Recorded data
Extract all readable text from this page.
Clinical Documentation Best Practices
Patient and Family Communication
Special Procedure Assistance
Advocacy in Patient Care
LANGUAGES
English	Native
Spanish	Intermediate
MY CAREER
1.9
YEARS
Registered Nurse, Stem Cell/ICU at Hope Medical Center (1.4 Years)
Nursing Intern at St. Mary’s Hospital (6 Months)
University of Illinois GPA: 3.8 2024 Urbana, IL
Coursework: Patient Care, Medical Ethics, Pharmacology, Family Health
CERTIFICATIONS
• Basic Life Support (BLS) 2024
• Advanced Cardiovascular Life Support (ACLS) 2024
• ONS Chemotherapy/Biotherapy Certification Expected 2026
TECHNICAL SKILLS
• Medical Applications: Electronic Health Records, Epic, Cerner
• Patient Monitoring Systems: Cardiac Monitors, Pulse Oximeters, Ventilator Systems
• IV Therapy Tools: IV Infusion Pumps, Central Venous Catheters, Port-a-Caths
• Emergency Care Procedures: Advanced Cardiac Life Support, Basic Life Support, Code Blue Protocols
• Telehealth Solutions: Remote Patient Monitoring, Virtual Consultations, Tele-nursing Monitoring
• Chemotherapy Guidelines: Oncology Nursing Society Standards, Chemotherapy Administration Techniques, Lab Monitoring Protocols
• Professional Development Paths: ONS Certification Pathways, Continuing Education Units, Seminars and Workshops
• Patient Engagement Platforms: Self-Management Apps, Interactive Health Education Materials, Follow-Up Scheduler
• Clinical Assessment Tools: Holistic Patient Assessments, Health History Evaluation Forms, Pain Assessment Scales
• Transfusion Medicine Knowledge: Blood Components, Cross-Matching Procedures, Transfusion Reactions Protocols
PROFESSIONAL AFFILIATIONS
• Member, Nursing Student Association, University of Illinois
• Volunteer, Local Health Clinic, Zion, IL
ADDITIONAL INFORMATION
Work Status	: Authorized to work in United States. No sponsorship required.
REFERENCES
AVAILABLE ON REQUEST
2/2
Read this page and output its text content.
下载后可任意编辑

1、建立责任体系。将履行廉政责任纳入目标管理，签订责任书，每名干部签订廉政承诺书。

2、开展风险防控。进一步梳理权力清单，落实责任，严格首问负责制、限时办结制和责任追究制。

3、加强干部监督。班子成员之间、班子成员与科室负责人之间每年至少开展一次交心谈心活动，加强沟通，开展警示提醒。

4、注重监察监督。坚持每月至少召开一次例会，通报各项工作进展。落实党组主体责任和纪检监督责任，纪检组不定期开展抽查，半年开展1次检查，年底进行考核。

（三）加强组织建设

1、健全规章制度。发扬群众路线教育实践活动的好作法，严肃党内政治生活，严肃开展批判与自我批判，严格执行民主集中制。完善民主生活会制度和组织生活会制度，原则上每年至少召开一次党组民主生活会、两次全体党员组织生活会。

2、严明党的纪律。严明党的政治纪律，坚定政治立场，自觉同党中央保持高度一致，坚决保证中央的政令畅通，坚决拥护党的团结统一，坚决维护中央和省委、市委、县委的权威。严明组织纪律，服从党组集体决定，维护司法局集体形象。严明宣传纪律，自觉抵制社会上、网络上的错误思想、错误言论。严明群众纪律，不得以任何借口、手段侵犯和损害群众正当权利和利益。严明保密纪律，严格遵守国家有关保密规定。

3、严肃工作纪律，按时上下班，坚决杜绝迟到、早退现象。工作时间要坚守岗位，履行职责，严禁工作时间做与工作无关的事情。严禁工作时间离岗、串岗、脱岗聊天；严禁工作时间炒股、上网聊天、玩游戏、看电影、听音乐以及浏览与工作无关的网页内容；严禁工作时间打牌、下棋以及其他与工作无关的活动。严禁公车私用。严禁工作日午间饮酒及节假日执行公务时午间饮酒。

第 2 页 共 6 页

Goal of the exercise
Pull out each record as written and restate it exactly.

Solution below
Extract all readable text from this page.
Clinical Documentation Best Practices
Patient and Family Communication
Special Procedure Assistance
Advocacy in Patient Care
LANGUAGES
English	Native
Spanish	Intermediate
MY CAREER
1.9
YEARS
Registered Nurse, Stem Cell/ICU at Hope Medical Center (1.4 Years)
Nursing Intern at St. Mary’s Hospital (6 Months)
University of Illinois GPA: 3.8 2024 Urbana, IL
Coursework: Patient Care, Medical Ethics, Pharmacology, Family Health
CERTIFICATIONS
• Basic Life Support (BLS) 2024
• Advanced Cardiovascular Life Support (ACLS) 2024
• ONS Chemotherapy/Biotherapy Certification Expected 2026
TECHNICAL SKILLS
• Medical Applications: Electronic Health Records, Epic, Cerner
• Patient Monitoring Systems: Cardiac Monitors, Pulse Oximeters, Ventilator Systems
• IV Therapy Tools: IV Infusion Pumps, Central Venous Catheters, Port-a-Caths
• Emergency Care Procedures: Advanced Cardiac Life Support, Basic Life Support, Code Blue Protocols
• Telehealth Solutions: Remote Patient Monitoring, Virtual Consultations, Tele-nursing Monitoring
• Chemotherapy Guidelines: Oncology Nursing Society Standards, Chemotherapy Administration Techniques, Lab Monitoring Protocols
• Professional Development Paths: ONS Certification Pathways, Continuing Education Units, Seminars and Workshops
• Patient Engagement Platforms: Self-Management Apps, Interactive Health Education Materials, Follow-Up Scheduler
• Clinical Assessment Tools: Holistic Patient Assessments, Health History Evaluation Forms, Pain Assessment Scales
• Transfusion Medicine Knowledge: Blood Components, Cross-Matching Procedures, Transfusion Reactions Protocols
PROFESSIONAL AFFILIATIONS
• Member, Nursing Student Association, University of Illinois
• Volunteer, Local Health Clinic, Zion, IL
ADDITIONAL INFORMATION
Work Status	: Authorized to work in United States. No sponsorship required.
REFERENCES
AVAILABLE ON REQUEST
2/2
Read this page and output its text content.
下载后可任意编辑

1、建立责任体系。将履行廉政责任纳入目标管理，签订责任书，每名干部签订廉政承诺书。

2、开展风险防控。进一步梳理权力清单，落实责任，严格首问负责制、限时办结制和责任追究制。

3、加强干部监督。班子成员之间、班子成员与科室负责人之间每年至少开展一次交心谈心活动，加强沟通，开展警示提醒。

4、注重监察监督。坚持每月至少召开一次例会，通报各项工作进展。落实党组主体责任和纪检监督责任，纪检组不定期开展抽查，半年开展1次检查，年底进行考核。

（三）加强组织建设

1、健全规章制度。发扬群众路线教育实践活动的好作法，严肃党内政治生活，严肃开展批判与自我批判，严格执行民主集中制。完善民主生活会制度和组织生活会制度，原则上每年至少召开一次党组民主生活会、两次全体党员组织生活会。

2、严明党的纪律。严明党的政治纪律，坚定政治立场，自觉同党中央保持高度一致，坚决保证中央的政令畅通，坚决拥护党的团结统一，坚决维护中央和省委、市委、县委的权威。严明组织纪律，服从党组集体决定，维护司法局集体形象。严明宣传纪律，自觉抵制社会上、网络上的错误思想、错误言论。严明群众纪律，不得以任何借口、手段侵犯和损害群众正当权利和利益。严明保密纪律，严格遵守国家有关保密规定。

3、严肃工作纪律，按时上下班，坚决杜绝迟到、早退现象。工作时间要坚守岗位，履行职责，严禁工作时间做与工作无关的事情。严禁工作时间离岗、串岗、脱岗聊天；严禁工作时间炒股、上网聊天、玩游戏、看电影、听音乐以及浏览与工作无关的网页内容；严禁工作时间打牌、下棋以及其他与工作无关的活动。严禁公车私用。严禁工作日午间饮酒及节假日执行公务时午间饮酒。

第 2 页 共 6 页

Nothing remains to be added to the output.